### INFORMATION GIVEN
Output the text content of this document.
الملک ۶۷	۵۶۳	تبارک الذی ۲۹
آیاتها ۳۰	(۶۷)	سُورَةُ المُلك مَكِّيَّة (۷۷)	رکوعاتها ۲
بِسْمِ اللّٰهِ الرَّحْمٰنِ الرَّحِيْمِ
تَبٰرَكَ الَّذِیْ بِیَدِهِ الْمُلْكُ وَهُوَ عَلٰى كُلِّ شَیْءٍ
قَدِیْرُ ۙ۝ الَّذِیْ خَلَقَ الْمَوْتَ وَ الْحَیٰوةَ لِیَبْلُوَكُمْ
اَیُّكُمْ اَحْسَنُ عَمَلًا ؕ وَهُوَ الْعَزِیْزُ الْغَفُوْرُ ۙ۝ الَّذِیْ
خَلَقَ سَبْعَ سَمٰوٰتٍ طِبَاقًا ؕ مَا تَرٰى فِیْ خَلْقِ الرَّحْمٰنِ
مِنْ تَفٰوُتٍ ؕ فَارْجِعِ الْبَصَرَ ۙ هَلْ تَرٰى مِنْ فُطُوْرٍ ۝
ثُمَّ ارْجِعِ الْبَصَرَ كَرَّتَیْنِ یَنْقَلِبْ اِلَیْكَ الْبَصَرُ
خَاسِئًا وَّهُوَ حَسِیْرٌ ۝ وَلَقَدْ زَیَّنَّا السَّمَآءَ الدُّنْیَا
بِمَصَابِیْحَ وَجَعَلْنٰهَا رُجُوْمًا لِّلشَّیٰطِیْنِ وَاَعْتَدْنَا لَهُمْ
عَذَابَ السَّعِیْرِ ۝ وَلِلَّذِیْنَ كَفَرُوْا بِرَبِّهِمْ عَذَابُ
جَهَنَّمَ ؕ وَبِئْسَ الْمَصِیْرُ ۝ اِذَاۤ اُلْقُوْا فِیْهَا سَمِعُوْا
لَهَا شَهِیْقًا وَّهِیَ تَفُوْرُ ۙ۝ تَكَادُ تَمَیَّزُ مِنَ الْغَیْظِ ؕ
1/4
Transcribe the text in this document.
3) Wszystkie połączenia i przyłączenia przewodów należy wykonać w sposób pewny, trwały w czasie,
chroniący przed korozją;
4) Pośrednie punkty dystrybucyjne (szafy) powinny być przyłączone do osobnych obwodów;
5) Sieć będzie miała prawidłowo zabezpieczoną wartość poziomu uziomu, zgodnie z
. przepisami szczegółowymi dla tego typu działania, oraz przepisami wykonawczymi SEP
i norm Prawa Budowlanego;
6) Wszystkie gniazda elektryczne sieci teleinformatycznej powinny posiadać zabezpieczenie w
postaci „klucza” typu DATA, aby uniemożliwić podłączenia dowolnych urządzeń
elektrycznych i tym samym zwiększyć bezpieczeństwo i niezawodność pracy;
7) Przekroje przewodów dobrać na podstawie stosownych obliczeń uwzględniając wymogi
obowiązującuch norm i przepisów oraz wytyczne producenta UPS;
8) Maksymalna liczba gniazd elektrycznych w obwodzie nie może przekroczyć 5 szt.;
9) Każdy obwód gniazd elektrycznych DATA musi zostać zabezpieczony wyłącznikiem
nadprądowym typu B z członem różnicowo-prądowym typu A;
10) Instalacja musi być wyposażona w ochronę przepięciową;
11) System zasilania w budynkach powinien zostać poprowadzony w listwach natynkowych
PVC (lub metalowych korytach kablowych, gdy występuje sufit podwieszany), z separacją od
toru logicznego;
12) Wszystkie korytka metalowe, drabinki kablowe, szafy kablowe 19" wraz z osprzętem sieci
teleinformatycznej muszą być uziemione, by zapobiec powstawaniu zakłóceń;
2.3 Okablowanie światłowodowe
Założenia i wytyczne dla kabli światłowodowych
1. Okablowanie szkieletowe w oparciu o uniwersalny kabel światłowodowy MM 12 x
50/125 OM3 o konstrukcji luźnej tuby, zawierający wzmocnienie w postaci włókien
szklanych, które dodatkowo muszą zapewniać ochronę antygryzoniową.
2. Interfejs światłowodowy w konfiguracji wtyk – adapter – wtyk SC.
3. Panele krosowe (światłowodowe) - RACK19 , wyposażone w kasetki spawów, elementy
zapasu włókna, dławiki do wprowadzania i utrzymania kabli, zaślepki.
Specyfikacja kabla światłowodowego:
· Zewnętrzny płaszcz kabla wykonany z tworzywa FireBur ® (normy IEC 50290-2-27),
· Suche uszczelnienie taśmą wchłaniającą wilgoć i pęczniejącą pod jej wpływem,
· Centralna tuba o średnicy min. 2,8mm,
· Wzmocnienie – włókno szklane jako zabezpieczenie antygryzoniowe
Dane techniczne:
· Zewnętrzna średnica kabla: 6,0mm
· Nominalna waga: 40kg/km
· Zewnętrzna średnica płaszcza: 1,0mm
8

### WHAT IS EXPECTED
How many lines in the entries contain the string "musi"? Answer with the number only.

### EXERCISE RESPONSE
2